[TASK DIRECTIONS] Return the full set of records, matching them character for character.

[RECORD EXTRACTS]
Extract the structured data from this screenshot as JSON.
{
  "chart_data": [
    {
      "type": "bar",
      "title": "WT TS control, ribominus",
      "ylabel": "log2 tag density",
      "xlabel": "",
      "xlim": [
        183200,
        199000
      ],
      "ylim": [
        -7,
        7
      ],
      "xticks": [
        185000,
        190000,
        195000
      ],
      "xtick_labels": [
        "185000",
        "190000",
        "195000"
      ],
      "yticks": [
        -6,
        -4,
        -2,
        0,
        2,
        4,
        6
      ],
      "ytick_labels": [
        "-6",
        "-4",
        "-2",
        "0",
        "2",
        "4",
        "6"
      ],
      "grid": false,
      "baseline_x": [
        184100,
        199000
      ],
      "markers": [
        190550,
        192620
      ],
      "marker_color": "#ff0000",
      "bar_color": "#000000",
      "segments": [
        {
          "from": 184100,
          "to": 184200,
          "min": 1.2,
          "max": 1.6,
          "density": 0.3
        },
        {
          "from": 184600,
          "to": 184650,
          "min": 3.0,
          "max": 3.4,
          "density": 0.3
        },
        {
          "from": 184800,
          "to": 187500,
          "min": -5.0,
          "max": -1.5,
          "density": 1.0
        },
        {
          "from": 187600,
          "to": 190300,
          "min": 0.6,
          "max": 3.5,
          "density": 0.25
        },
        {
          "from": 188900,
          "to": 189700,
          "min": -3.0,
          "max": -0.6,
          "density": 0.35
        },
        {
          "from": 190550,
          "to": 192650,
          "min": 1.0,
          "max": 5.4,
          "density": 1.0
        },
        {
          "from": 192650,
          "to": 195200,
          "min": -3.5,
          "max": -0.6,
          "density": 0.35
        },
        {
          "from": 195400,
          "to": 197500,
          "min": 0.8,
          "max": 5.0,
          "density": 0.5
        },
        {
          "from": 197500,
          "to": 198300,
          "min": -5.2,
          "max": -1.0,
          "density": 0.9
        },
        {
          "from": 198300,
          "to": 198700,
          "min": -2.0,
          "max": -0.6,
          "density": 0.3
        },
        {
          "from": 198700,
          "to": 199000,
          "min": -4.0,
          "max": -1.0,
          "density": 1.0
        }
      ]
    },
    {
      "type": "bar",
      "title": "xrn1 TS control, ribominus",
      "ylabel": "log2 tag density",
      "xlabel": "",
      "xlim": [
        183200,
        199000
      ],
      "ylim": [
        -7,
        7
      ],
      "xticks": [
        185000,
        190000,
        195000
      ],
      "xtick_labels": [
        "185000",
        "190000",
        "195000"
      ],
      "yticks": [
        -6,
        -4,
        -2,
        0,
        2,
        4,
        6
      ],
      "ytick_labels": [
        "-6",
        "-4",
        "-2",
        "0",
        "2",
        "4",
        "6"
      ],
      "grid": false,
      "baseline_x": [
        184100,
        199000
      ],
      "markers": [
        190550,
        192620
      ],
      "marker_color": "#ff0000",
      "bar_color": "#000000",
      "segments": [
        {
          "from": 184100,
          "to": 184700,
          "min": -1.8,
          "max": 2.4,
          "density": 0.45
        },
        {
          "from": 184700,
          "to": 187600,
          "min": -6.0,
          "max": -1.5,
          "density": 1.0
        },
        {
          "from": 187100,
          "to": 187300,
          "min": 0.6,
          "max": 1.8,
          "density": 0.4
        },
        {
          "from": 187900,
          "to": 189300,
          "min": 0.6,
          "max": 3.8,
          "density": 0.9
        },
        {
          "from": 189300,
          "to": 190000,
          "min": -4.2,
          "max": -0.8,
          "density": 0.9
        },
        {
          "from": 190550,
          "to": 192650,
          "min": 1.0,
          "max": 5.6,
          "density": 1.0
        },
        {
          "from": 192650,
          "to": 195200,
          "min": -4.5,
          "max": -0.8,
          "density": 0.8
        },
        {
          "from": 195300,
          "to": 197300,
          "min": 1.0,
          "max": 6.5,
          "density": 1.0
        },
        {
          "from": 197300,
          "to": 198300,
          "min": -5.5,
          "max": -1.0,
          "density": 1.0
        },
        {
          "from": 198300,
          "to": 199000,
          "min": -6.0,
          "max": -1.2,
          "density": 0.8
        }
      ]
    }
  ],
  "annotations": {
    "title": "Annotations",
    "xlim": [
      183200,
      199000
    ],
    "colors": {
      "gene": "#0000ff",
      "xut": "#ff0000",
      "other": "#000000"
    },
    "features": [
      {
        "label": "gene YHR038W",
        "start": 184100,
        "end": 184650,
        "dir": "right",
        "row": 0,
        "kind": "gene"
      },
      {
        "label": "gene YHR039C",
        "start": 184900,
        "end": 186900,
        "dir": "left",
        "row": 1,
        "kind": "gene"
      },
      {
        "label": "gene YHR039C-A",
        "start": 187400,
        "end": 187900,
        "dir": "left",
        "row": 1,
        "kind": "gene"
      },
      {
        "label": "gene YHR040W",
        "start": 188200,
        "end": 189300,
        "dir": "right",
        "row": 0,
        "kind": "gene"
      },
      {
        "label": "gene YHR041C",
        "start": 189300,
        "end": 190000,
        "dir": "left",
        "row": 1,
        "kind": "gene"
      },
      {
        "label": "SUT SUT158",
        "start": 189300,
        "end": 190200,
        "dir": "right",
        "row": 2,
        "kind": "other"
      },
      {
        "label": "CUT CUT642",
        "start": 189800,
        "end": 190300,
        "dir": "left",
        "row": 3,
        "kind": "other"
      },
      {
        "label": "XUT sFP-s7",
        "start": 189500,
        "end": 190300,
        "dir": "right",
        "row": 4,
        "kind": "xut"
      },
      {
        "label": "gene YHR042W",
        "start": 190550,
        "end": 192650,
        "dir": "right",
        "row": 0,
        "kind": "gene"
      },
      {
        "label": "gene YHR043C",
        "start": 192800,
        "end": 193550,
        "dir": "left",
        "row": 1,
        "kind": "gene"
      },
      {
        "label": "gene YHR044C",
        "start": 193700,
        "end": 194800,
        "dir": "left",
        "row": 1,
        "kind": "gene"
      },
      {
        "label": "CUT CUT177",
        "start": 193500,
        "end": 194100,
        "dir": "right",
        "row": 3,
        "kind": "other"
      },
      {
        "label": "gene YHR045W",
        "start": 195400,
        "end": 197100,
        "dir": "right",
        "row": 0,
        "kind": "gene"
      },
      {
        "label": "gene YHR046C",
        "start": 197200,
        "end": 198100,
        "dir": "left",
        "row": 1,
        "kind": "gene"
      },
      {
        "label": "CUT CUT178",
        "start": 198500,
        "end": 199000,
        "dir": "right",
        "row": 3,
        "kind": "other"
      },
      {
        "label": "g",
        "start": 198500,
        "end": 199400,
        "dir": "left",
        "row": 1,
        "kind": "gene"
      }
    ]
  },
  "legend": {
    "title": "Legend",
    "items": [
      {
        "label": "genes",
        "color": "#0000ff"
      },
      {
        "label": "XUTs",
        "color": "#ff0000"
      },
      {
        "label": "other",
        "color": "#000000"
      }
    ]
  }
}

[OUTPUT OF THE EXERCISE]
Extract the structured data from this screenshot as JSON.
{
  "chart_data": [
    {
      "type": "bar",
      "title": "WT TS control, ribominus",
      "ylabel": "log2 tag density",
      "xlabel": "",
      "xlim": [
        183200,
        199000
      ],
      "ylim": [
        -7,
        7
      ],
      "xticks": [
        185000,
        190000,
        195000
      ],
      "xtick_labels": [
        "185000",
        "190000",
        "195000"
      ],
      "yticks": [
        -6,
        -4,
        -2,
        0,
        2,
        4,
        6
      ],
      "ytick_labels": [
        "-6",
        "-4",
        "-2",
        "0",
        "2",
        "4",
        "6"
      ],
      "grid": false,
      "baseline_x": [
        184100,
        199000
      ],
      "markers": [
        190550,
        192620
      ],
      "marker_color": "#ff0000",
      "bar_color": "#000000",
      "segments": [
        {
          "from": 184100,
          "to": 184200,
          "min": 1.2,
          "max": 1.6,
          "density": 0.3
        },
        {
          "from": 184600,
          "to": 184650,
          "min": 3.0,
          "max": 3.4,
          "density": 0.3
        },
        {
          "from": 184800,
          "to": 187500,
          "min": -5.0,
          "max": -1.5,
          "density": 1.0
        },
        {
          "from": 187600,
          "to": 190300,
          "min": 0.6,
          "max": 3.5,
          "density": 0.25
        },
        {
          "from": 188900,
          "to": 189700,
          "min": -3.0,
          "max": -0.6,
          "density": 0.35
        },
        {
          "from": 190550,
          "to": 192650,
          "min": 1.0,
          "max": 5.4,
          "density": 1.0
        },
        {
          "from": 192650,
          "to": 195200,
          "min": -3.5,
          "max": -0.6,
          "density": 0.35
        },
        {
          "from": 195400,
          "to": 197500,
          "min": 0.8,
          "max": 5.0,
          "density": 0.5
        },
        {
          "from": 197500,
          "to": 198300,
          "min": -5.2,
          "max": -1.0,
          "density": 0.9
        },
        {
          "from": 198300,
          "to": 198700,
          "min": -2.0,
          "max": -0.6,
          "density": 0.3
        },
        {
          "from": 198700,
          "to": 199000,
          "min": -4.0,
          "max": -1.0,
          "density": 1.0
        }
      ]
    },
    {
      "type": "bar",
      "title": "xrn1 TS control, ribominus",
      "ylabel": "log2 tag density",
      "xlabel": "",
      "xlim": [
        183200,
        199000
      ],
      "ylim": [
        -7,
        7
      ],
      "xticks": [
        185000,
        190000,
        195000
      ],
      "xtick_labels": [
        "185000",
        "190000",
        "195000"
      ],
      "yticks": [
        -6,
        -4,
        -2,
        0,
        2,
        4,
        6
      ],
      "ytick_labels": [
        "-6",
        "-4",
        "-2",
        "0",
        "2",
        "4",
        "6"
      ],
      "grid": false,
      "baseline_x": [
        184100,
        199000
      ],
      "markers": [
        190550,
        192620
      ],
      "marker_color": "#ff0000",
      "bar_color": "#000000",
      "segments": [
        {
          "from": 184100,
          "to": 184700,
          "min": -1.8,
          "max": 2.4,
          "density": 0.45
        },
        {
          "from": 184700,
          "to": 187600,
          "min": -6.0,
          "max": -1.5,
          "density": 1.0
        },
        {
          "from": 187100,
          "to": 187300,
          "min": 0.6,
          "max": 1.8,
          "density": 0.4
        },
        {
          "from": 187900,
          "to": 189300,
          "min": 0.6,
          "max": 3.8,
          "density": 0.9
        },
        {
          "from": 189300,
          "to": 190000,
          "min": -4.2,
          "max": -0.8,
          "density": 0.9
        },
        {
          "from": 190550,
          "to": 192650,
          "min": 1.0,
          "max": 5.6,
          "density": 1.0
        },
        {
          "from": 192650,
          "to": 195200,
          "min": -4.5,
          "max": -0.8,
          "density": 0.8
        },
        {
          "from": 195300,
          "to": 197300,
          "min": 1.0,
          "max": 6.5,
          "density": 1.0
        },
        {
          "from": 197300,
          "to": 198300,
          "min": -5.5,
          "max": -1.0,
          "density": 1.0
        },
        {
          "from": 198300,
          "to": 199000,
          "min": -6.0,
          "max": -1.2,
          "density": 0.8
        }
      ]
    }
  ],
  "annotations": {
    "title": "Annotations",
    "xlim": [
      183200,
      199000
    ],
    "colors": {
      "gene": "#0000ff",
      "xut": "#ff0000",
      "other": "#000000"
    },
    "features": [
      {
        "label": "gene YHR038W",
        "start": 184100,
        "end": 184650,
        "dir": "right",
        "row": 0,
        "kind": "gene"
      },
      {
        "label": "gene YHR039C",
        "start": 184900,
        "end": 186900,
        "dir": "left",
        "row": 1,
        "kind": "gene"
      },
      {
        "label": "gene YHR039C-A",
        "start": 187400,
        "end": 187900,
        "dir": "left",
        "row": 1,
        "kind": "gene"
      },
      {
        "label": "gene YHR040W",
        "start": 188200,
        "end": 189300,
        "dir": "right",
        "row": 0,
        "kind": "gene"
      },
      {
        "label": "gene YHR041C",
        "start": 189300,
        "end": 190000,
        "dir": "left",
        "row": 1,
        "kind": "gene"
      },
      {
        "label": "SUT SUT158",
        "start": 189300,
        "end": 190200,
        "dir": "right",
        "row": 2,
        "kind": "other"
      },
      {
        "label": "CUT CUT642",
        "start": 189800,
        "end": 190300,
        "dir": "left",
        "row": 3,
        "kind": "other"
      },
      {
        "label": "XUT sFP-s7",
        "start": 189500,
        "end": 190300,
        "dir": "right",
        "row": 4,
        "kind": "xut"
      },
      {
        "label": "gene YHR042W",
        "start": 190550,
        "end": 192650,
        "dir": "right",
        "row": 0,
        "kind": "gene"
      },
      {
        "label": "gene YHR043C",
        "start": 192800,
        "end": 193550,
        "dir": "left",
        "row": 1,
        "kind": "gene"
      },
      {
        "label": "gene YHR044C",
        "start": 193700,
        "end": 194800,
        "dir": "left",
        "row": 1,
        "kind": "gene"
      },
      {
        "label": "CUT CUT177",
        "start": 193500,
        "end": 194100,
        "dir": "right",
        "row": 3,
        "kind": "other"
      },
      {
        "label": "gene YHR045W",
        "start": 195400,
        "end": 197100,
        "dir": "right",
        "row": 0,
        "kind": "gene"
      },
      {
        "label": "gene YHR046C",
        "start": 197200,
        "end": 198100,
        "dir": "left",
        "row": 1,
        "kind": "gene"
      },
      {
        "label": "CUT CUT178",
        "start": 198500,
        "end": 199000,
        "dir": "right",
        "row": 3,
        "kind": "other"
      },
      {
        "label": "g",
        "start": 198500,
        "end": 199400,
        "dir": "left",
        "row": 1,
        "kind": "gene"
      }
    ]
  },
  "legend": {
    "title": "Legend",
    "items": [
      {
        "label": "genes",
        "color": "#0000ff"
      },
      {
        "label": "XUTs",
        "color": "#ff0000"
      },
      {
        "label": "other",
        "color": "#000000"
      }
    ]
  }
}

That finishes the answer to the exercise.